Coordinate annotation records
** start **
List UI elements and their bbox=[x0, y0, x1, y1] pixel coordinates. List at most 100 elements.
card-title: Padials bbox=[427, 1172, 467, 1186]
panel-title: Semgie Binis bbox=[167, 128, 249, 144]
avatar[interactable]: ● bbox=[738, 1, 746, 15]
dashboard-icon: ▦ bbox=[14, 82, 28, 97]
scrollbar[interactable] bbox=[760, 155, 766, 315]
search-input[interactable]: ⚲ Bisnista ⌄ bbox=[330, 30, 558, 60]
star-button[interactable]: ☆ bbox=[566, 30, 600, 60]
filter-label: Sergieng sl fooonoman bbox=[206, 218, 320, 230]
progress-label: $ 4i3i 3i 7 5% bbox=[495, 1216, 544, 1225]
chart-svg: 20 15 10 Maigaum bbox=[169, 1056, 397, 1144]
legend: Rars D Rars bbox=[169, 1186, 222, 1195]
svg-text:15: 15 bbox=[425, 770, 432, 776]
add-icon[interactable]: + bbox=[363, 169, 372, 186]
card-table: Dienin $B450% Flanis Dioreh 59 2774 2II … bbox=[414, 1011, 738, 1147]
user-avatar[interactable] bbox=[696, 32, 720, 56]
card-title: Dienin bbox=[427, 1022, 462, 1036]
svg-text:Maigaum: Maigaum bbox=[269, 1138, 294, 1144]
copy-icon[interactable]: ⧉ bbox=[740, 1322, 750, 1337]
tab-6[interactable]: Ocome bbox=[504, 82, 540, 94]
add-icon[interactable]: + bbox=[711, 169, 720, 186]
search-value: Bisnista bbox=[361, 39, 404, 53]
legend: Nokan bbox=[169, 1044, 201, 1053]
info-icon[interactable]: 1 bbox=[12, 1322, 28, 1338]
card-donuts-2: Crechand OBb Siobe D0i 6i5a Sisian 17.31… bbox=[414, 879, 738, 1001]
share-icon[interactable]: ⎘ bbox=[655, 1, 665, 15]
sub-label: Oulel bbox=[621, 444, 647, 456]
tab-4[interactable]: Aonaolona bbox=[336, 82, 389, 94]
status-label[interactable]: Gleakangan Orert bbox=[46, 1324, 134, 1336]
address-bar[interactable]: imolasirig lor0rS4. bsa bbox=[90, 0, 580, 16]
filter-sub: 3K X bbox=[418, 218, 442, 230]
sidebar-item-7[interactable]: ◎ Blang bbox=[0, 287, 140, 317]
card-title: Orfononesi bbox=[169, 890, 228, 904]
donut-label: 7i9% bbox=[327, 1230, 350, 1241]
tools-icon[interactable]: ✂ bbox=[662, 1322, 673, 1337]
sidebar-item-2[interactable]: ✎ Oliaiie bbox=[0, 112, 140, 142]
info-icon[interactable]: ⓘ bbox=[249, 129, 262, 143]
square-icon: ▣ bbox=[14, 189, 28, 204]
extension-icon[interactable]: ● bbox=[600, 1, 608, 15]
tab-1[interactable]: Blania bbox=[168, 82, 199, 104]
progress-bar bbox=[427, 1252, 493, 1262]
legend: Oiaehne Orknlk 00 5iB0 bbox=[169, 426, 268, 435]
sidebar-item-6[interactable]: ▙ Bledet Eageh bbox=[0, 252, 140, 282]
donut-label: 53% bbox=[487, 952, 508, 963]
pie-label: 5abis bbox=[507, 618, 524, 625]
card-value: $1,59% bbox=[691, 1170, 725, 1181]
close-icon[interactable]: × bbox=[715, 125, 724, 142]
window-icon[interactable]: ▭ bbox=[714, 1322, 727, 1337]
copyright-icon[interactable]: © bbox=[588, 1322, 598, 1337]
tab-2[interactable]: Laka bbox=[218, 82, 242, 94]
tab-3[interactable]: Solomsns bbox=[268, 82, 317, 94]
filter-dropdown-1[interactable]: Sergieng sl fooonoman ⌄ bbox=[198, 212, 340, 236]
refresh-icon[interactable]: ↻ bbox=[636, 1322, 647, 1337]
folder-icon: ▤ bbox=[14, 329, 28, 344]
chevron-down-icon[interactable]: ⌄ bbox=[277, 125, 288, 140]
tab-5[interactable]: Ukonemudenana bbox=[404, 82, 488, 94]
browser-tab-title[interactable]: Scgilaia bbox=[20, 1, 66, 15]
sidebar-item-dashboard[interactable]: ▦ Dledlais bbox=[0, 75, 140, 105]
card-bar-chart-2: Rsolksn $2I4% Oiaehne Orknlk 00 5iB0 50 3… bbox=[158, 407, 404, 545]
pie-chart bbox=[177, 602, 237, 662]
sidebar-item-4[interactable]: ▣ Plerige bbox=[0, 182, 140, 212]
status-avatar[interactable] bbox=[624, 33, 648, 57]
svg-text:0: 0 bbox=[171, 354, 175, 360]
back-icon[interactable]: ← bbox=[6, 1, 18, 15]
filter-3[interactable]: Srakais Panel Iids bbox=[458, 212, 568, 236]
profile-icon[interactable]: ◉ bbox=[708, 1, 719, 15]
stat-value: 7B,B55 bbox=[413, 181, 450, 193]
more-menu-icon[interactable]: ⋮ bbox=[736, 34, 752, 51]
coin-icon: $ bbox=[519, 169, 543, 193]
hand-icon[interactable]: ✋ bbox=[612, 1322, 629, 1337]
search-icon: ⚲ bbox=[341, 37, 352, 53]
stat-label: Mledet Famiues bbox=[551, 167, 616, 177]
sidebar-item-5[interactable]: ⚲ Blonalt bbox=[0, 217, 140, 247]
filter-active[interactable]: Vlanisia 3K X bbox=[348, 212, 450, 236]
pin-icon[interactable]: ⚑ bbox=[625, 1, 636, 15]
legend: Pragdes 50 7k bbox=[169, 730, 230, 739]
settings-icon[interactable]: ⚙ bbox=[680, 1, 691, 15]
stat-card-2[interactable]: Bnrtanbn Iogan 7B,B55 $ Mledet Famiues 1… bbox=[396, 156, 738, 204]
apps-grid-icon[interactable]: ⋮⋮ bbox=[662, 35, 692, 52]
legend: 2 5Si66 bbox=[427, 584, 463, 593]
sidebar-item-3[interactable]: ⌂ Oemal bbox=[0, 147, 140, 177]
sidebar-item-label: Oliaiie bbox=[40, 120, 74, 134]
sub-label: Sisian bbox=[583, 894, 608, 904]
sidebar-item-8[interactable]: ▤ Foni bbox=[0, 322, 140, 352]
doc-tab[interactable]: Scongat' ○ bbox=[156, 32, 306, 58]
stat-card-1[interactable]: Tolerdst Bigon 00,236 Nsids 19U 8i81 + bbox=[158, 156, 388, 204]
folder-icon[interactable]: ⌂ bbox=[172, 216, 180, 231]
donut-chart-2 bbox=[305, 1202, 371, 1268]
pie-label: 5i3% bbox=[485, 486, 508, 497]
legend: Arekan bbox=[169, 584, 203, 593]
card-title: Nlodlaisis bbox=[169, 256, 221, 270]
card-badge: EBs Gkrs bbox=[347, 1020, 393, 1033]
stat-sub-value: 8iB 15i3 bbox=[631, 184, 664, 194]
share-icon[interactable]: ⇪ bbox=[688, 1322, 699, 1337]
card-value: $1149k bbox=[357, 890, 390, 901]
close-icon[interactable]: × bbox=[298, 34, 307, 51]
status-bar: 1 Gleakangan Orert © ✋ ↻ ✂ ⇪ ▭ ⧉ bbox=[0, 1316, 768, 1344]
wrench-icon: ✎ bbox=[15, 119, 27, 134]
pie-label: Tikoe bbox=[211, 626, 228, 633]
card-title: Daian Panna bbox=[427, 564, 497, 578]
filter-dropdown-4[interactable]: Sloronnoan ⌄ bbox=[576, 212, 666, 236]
** end **
Problem> Locate each line in the records above that contains the string "Oliaiie", treating uppercase and lowercase as different, and copy every such line.

Worked answer>
sidebar-item-2[interactable]: ✎ Oliaiie bbox=[0, 112, 140, 142]
sidebar-item-label: Oliaiie bbox=[40, 120, 74, 134]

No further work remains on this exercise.